Records for this exercise:
########

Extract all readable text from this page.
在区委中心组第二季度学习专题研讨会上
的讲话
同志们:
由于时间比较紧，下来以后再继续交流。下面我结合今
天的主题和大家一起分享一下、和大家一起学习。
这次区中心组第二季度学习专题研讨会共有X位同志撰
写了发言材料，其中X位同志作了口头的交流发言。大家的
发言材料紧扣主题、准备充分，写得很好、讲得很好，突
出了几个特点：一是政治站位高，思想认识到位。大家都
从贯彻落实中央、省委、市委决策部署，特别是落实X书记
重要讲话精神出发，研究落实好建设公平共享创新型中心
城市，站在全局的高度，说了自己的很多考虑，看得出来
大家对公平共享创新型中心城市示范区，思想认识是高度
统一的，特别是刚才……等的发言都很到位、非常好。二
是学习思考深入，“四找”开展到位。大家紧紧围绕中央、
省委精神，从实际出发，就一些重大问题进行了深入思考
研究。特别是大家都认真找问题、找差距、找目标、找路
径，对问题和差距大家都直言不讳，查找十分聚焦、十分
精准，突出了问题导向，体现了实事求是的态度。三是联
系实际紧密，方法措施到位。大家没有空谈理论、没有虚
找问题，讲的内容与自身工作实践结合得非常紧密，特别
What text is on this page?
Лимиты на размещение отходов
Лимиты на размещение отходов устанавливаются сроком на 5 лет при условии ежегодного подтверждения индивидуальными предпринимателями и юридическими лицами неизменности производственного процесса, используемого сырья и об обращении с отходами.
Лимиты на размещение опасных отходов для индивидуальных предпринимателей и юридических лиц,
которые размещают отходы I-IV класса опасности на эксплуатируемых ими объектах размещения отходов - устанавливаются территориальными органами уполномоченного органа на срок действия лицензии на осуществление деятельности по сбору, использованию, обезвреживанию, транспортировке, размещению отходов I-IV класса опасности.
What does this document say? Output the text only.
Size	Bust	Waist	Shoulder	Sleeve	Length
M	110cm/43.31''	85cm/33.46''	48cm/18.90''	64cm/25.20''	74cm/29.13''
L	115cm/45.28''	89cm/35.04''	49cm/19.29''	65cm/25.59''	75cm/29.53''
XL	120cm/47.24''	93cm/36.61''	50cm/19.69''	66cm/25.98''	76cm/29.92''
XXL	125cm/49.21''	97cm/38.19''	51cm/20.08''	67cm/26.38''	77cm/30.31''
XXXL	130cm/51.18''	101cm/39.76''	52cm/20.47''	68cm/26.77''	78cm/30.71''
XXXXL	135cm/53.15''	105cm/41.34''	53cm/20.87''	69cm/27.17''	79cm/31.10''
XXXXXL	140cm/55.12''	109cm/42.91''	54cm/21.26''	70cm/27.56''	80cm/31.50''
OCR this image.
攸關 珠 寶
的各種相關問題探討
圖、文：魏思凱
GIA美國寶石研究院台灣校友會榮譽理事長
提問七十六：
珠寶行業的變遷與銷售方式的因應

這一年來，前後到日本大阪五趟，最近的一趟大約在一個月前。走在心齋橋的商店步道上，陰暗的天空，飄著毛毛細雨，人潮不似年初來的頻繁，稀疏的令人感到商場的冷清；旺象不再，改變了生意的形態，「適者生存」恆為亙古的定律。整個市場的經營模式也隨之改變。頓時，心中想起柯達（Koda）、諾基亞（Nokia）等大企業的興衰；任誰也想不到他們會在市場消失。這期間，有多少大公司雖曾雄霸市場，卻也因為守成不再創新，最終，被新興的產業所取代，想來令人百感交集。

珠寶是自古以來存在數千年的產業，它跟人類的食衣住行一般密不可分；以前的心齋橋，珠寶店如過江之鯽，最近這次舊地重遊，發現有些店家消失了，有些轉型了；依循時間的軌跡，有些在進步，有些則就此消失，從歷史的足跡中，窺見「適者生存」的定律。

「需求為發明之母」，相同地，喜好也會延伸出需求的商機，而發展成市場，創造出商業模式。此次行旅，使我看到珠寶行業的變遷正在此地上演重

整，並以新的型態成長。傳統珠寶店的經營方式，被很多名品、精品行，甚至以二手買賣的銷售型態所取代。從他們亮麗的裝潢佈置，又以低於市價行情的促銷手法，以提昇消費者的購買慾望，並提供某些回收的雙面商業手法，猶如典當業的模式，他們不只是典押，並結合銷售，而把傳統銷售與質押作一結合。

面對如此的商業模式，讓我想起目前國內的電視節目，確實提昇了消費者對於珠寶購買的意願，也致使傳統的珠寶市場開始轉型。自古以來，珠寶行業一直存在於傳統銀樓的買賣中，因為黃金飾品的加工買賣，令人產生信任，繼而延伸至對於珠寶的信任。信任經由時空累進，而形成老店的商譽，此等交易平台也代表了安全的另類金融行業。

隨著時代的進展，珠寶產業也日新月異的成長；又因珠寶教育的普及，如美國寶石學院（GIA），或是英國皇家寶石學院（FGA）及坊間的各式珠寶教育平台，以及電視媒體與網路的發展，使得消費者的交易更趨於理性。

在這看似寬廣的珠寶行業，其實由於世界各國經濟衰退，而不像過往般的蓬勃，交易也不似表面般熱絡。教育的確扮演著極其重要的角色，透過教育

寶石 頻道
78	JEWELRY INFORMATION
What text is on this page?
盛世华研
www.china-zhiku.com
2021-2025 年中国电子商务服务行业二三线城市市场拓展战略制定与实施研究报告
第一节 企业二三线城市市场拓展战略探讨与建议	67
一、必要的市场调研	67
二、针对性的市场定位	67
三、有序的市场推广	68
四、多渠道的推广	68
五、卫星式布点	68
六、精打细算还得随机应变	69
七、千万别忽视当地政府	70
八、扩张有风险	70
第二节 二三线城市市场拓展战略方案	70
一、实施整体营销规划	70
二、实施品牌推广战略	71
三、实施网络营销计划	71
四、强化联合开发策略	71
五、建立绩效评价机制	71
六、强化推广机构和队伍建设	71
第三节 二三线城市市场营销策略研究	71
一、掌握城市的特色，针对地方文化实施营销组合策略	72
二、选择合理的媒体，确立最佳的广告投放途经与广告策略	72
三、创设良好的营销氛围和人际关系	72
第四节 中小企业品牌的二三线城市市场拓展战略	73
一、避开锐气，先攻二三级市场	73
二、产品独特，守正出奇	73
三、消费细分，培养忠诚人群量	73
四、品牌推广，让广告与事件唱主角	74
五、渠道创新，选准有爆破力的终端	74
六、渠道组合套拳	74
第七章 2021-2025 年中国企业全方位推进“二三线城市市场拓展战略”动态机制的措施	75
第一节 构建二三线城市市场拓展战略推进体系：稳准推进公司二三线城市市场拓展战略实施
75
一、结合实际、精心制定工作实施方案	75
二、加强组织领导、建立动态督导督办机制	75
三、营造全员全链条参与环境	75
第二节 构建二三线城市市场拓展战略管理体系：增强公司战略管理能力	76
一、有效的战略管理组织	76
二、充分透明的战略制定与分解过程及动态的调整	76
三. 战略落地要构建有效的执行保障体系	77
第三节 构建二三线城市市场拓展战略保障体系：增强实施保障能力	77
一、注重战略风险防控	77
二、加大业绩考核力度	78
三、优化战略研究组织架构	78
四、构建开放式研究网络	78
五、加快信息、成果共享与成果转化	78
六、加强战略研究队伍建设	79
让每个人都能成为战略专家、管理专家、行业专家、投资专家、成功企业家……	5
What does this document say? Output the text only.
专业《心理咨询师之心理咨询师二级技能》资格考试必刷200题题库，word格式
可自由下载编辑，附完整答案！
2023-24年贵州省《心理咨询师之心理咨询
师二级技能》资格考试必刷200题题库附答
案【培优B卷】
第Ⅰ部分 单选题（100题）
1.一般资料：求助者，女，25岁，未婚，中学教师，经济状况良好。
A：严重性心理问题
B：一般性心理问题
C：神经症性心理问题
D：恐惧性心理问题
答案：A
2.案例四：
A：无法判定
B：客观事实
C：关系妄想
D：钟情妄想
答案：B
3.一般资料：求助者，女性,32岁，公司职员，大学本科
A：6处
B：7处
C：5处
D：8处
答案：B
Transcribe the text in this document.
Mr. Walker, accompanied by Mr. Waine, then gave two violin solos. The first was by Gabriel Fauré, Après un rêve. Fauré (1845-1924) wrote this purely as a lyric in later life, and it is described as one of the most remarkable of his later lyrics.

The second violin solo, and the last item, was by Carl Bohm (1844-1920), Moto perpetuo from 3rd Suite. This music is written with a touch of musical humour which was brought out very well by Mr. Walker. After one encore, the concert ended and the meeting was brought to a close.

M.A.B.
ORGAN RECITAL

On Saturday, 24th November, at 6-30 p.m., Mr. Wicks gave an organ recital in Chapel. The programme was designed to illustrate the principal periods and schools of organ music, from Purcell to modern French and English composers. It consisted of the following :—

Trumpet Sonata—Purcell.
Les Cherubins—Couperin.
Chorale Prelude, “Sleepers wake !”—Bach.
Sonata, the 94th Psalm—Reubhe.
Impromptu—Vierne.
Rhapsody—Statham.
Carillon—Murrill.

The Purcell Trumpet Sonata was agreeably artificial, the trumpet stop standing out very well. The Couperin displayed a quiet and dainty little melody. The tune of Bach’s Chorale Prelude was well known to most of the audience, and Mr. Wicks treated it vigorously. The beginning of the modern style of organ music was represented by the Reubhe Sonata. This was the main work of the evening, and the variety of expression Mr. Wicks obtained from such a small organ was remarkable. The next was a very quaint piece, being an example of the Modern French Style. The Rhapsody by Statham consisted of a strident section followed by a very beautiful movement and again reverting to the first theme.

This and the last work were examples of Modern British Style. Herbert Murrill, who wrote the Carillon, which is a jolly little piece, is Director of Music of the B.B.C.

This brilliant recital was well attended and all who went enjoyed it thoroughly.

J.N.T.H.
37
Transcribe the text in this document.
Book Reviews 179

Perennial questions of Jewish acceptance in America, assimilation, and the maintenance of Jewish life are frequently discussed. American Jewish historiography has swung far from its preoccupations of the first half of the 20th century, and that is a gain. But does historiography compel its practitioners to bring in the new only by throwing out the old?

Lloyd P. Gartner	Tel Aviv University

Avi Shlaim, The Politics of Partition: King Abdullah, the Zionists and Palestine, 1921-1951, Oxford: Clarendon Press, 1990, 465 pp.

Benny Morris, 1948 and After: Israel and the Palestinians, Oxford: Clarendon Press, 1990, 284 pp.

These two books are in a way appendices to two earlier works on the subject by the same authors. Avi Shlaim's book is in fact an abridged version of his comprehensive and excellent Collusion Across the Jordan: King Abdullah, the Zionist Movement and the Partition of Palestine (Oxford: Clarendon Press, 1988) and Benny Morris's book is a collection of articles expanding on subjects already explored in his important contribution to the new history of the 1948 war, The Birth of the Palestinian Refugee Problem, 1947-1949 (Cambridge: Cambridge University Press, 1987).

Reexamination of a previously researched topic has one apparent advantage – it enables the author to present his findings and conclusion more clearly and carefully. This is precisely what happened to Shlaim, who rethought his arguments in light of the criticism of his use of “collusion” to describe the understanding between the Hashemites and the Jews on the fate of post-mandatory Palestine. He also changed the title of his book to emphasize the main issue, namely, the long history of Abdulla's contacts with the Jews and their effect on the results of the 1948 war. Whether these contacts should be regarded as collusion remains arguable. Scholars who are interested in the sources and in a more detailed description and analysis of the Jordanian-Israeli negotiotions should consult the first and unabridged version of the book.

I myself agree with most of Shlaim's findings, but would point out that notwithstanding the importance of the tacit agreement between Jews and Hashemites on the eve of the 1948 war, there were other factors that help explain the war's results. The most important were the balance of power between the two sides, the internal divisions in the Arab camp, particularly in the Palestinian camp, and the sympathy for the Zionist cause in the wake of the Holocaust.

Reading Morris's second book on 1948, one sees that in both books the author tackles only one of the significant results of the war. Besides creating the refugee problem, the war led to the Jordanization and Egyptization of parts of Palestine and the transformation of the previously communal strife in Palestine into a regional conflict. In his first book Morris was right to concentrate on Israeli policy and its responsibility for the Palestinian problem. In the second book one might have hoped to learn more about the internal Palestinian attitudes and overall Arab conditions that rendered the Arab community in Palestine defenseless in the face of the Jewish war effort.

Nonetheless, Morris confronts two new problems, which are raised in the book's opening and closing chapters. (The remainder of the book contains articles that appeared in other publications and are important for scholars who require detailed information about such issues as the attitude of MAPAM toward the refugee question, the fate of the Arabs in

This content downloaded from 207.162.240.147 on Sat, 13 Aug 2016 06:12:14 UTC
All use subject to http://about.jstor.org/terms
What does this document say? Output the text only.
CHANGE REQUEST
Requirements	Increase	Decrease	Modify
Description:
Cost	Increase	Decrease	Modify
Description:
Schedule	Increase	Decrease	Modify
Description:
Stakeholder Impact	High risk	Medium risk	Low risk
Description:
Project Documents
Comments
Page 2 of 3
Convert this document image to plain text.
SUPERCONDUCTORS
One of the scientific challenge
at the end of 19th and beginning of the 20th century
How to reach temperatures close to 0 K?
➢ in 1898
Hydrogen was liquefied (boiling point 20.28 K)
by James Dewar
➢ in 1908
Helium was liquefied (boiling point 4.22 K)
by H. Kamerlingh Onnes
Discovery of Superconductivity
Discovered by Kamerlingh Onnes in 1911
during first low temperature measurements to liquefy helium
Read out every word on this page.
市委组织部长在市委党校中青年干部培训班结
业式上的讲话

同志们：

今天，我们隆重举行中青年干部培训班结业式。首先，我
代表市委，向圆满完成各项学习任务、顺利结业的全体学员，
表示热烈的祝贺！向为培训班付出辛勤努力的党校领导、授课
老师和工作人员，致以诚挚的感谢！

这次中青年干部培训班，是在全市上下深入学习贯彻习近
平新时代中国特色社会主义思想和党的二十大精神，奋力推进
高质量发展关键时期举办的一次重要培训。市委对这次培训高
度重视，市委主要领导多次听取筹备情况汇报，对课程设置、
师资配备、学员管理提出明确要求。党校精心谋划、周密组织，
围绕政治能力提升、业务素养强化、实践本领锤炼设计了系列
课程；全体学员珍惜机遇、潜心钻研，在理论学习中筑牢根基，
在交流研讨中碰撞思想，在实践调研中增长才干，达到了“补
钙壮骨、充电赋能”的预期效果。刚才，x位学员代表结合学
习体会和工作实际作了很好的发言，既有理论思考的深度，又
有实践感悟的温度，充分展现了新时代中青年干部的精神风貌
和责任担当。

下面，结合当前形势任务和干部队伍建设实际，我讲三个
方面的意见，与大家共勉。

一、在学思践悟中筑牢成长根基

########

Beginning at the line that holds "Read out every word on this page.", reproduce each line of the records above down to and including the last one.

Read out every word on this page.
市委组织部长在市委党校中青年干部培训班结
业式上的讲话

同志们：

今天，我们隆重举行中青年干部培训班结业式。首先，我
代表市委，向圆满完成各项学习任务、顺利结业的全体学员，
表示热烈的祝贺！向为培训班付出辛勤努力的党校领导、授课
老师和工作人员，致以诚挚的感谢！

这次中青年干部培训班，是在全市上下深入学习贯彻习近
平新时代中国特色社会主义思想和党的二十大精神，奋力推进
高质量发展关键时期举办的一次重要培训。市委对这次培训高
度重视，市委主要领导多次听取筹备情况汇报，对课程设置、
师资配备、学员管理提出明确要求。党校精心谋划、周密组织，
围绕政治能力提升、业务素养强化、实践本领锤炼设计了系列
课程；全体学员珍惜机遇、潜心钻研，在理论学习中筑牢根基，
在交流研讨中碰撞思想，在实践调研中增长才干，达到了“补
钙壮骨、充电赋能”的预期效果。刚才，x位学员代表结合学
习体会和工作实际作了很好的发言，既有理论思考的深度，又
有实践感悟的温度，充分展现了新时代中青年干部的精神风貌
和责任担当。

下面，结合当前形势任务和干部队伍建设实际，我讲三个
方面的意见，与大家共勉。

一、在学思践悟中筑牢成长根基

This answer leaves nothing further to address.